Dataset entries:
————
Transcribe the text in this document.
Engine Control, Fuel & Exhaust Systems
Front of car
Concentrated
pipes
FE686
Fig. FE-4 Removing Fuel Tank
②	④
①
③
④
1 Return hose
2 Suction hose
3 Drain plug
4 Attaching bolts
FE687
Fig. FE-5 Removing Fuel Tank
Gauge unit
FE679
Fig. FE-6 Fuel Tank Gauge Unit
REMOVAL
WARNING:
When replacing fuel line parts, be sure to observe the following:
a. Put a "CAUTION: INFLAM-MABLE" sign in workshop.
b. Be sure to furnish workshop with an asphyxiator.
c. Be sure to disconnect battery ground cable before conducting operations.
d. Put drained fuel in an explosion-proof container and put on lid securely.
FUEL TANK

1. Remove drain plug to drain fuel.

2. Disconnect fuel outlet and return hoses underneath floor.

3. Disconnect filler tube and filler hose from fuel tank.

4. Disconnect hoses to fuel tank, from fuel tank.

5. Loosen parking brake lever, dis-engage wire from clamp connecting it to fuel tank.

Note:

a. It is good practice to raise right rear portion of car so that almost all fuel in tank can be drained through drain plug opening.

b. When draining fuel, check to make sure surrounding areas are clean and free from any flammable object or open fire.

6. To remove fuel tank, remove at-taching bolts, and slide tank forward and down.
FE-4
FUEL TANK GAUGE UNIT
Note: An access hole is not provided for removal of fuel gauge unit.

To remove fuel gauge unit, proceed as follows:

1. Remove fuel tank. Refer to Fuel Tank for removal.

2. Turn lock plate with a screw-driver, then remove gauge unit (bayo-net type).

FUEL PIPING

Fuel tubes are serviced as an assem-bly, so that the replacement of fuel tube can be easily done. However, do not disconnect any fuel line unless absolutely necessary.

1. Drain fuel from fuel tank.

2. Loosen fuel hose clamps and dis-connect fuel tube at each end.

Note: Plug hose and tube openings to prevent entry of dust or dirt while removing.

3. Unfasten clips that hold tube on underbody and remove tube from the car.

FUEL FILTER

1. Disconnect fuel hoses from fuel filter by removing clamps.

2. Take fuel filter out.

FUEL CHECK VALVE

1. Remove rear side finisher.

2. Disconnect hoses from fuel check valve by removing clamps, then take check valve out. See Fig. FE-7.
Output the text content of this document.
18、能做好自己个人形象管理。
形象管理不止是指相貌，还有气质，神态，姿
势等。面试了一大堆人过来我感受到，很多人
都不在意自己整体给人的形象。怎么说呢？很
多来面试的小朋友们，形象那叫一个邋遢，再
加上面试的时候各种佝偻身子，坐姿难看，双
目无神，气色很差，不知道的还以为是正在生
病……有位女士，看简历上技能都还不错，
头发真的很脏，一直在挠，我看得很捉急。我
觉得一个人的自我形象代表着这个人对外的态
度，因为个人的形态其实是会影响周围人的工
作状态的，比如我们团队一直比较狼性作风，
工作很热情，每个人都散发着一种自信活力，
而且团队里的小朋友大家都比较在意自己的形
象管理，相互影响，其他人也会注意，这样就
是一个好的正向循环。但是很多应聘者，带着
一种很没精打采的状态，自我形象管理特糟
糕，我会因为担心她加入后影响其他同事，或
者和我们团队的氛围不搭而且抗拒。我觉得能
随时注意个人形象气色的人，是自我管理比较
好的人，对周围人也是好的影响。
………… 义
————
**PROBLEM TO WORK ON**
Return exactly the lines from the one containing "Output the text content of this document." to the last line of the data, and nothing more.

**WRITTEN RESPONSE**
Output the text content of this document.
18、能做好自己个人形象管理。
形象管理不止是指相貌，还有气质，神态，姿
势等。面试了一大堆人过来我感受到，很多人
都不在意自己整体给人的形象。怎么说呢？很
多来面试的小朋友们，形象那叫一个邋遢，再
加上面试的时候各种佝偻身子，坐姿难看，双
目无神，气色很差，不知道的还以为是正在生
病……有位女士，看简历上技能都还不错，
头发真的很脏，一直在挠，我看得很捉急。我
觉得一个人的自我形象代表着这个人对外的态
度，因为个人的形态其实是会影响周围人的工
作状态的，比如我们团队一直比较狼性作风，
工作很热情，每个人都散发着一种自信活力，
而且团队里的小朋友大家都比较在意自己的形
象管理，相互影响，其他人也会注意，这样就
是一个好的正向循环。但是很多应聘者，带着
一种很没精打采的状态，自我形象管理特糟
糕，我会因为担心她加入后影响其他同事，或
者和我们团队的氛围不搭而且抗拒。我觉得能
随时注意个人形象气色的人，是自我管理比较
好的人，对周围人也是好的影响。
………… 义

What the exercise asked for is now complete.